==== GIVEN INFORMATION

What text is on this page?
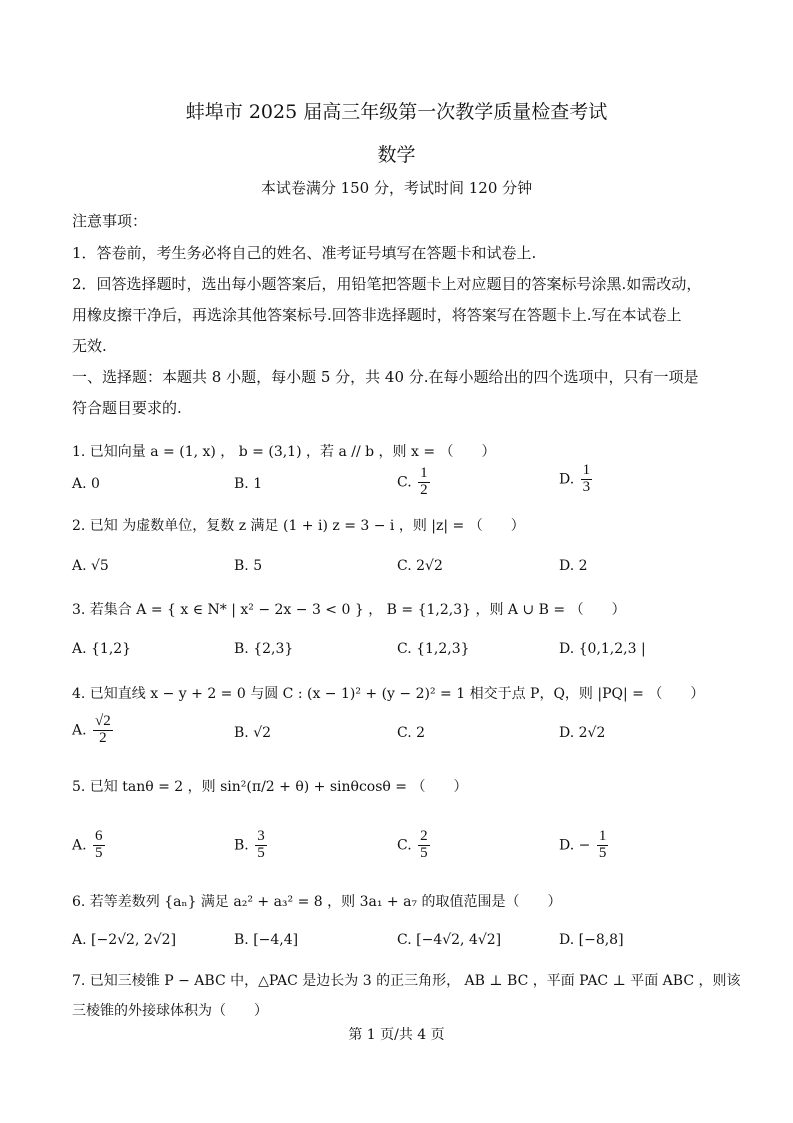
蚌埠市 2025 届高三年级第一次教学质量检查考试
数学
本试卷满分 150 分，考试时间 120 分钟
注意事项：
1．答卷前，考生务必将自己的姓名、准考证号填写在答题卡和试卷上.
2．回答选择题时，选出每小题答案后，用铅笔把答题卡上对应题目的答案标号涂黑.如需改动，
用橡皮擦干净后，再选涂其他答案标号.回答非选择题时，将答案写在答题卡上.写在本试卷上
无效.
一、选择题：本题共 8 小题，每小题 5 分，共 40 分.在每小题给出的四个选项中，只有一项是
符合题目要求的.
1. 已知向量 a = (1, x) ， b = (3,1) ，若 a // b ，则 x = （　　）
A. 0	B. 1	C. $\frac{1}{2}$	D. $\frac{1}{3}$
2. 已知 为虚数单位，复数 z 满足 (1 + i) z = 3 − i ，则 |z| = （　　）
A. √5	B. 5	C. 2√2	D. 2
3. 若集合 A = { x ∈ N* | x² − 2x − 3 < 0 } ， B = {1,2,3} ，则 A ∪ B = （　　）
A. {1,2}	B. {2,3}	C. {1,2,3}	D. {0,1,2,3 |
4. 已知直线 x − y + 2 = 0 与圆 C : (x − 1)² + (y − 2)² = 1 相交于点 P，Q，则 |PQ| = （　　）
A. $\frac{√2}{2}$	B. √2	C. 2	D. 2√2
5. 已知 tanθ = 2 ，则 sin²(π/2 + θ) + sinθcosθ = （　　）
A. $\frac{6}{5}$	B. $\frac{3}{5}$	C. $\frac{2}{5}$	D. − $\frac{1}{5}$
6. 若等差数列 {aₙ} 满足 a₂² + a₃² = 8 ，则 3a₁ + a₇ 的取值范围是（　　）
A. [−2√2, 2√2]	B. [−4,4]	C. [−4√2, 4√2]	D. [−8,8]
7. 已知三棱锥 P − ABC 中，△PAC 是边长为 3 的正三角形， AB ⊥ BC ，平面 PAC ⊥ 平面 ABC ，则该
三棱锥的外接球体积为（　　）
第 1 页/共 4 页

========

GIVEN TASK. Look over the listing above. Pick out and copy every line that includes "frac".

ANSWER BELOW.
A. 0	B. 1	C. $\frac{1}{2}$	D. $\frac{1}{3}$
A. $\frac{√2}{2}$	B. √2	C. 2	D. 2√2
A. $\frac{6}{5}$	B. $\frac{3}{5}$	C. $\frac{2}{5}$	D. − $\frac{1}{5}$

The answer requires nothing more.